Items from a figure collection »
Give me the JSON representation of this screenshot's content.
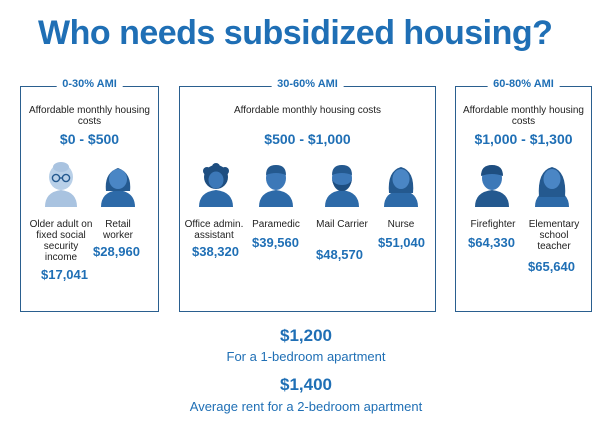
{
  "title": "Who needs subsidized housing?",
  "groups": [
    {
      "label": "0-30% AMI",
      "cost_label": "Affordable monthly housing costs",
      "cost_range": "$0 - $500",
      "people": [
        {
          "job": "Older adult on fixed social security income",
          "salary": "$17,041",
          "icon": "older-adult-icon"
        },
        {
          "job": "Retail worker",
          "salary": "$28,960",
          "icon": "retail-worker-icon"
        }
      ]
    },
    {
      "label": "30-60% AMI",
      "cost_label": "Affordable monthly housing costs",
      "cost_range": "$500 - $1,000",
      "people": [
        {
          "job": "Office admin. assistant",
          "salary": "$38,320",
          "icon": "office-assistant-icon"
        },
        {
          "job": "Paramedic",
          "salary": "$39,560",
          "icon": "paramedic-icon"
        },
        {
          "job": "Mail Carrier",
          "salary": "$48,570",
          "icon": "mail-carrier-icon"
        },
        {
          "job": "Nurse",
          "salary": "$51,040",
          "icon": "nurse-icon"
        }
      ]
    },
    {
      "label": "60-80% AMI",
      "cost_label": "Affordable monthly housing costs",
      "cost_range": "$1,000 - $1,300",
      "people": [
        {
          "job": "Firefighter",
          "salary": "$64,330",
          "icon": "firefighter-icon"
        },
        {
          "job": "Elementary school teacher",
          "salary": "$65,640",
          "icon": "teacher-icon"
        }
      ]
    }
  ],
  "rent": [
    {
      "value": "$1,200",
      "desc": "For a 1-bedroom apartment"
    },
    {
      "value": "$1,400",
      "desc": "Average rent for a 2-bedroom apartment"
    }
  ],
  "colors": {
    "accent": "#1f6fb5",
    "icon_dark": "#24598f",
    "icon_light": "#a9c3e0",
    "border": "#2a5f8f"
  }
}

---

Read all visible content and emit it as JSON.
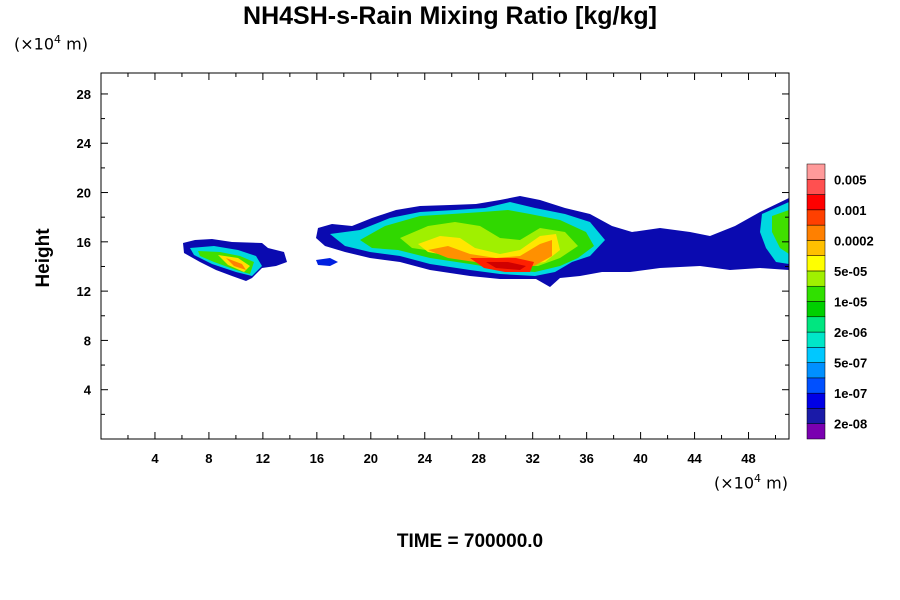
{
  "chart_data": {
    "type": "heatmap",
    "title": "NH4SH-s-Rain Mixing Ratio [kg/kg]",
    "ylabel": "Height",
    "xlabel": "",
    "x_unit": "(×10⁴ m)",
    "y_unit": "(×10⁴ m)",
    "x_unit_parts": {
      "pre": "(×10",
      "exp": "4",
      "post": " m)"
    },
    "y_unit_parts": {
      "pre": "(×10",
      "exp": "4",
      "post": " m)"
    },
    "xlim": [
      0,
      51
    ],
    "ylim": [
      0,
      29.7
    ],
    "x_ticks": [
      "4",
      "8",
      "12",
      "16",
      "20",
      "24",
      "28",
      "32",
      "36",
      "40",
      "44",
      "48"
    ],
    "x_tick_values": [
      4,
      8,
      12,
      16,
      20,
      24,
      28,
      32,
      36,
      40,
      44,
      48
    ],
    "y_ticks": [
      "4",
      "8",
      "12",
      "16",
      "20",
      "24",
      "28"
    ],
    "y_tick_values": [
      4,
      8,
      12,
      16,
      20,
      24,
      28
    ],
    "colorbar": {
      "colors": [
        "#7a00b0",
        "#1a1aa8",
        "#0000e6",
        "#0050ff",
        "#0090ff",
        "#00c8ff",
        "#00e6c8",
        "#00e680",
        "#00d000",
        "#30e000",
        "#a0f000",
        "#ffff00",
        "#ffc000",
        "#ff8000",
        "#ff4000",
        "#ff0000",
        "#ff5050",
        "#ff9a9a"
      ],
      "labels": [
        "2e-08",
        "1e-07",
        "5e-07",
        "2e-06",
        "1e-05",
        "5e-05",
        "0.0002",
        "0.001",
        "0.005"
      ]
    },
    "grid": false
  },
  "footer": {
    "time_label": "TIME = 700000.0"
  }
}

EXERCISE OBJECTIVE » Of the lines in the listing, how many hold the word "salary"? Nothing but the number is needed.

SOLVED PROBLEM » 8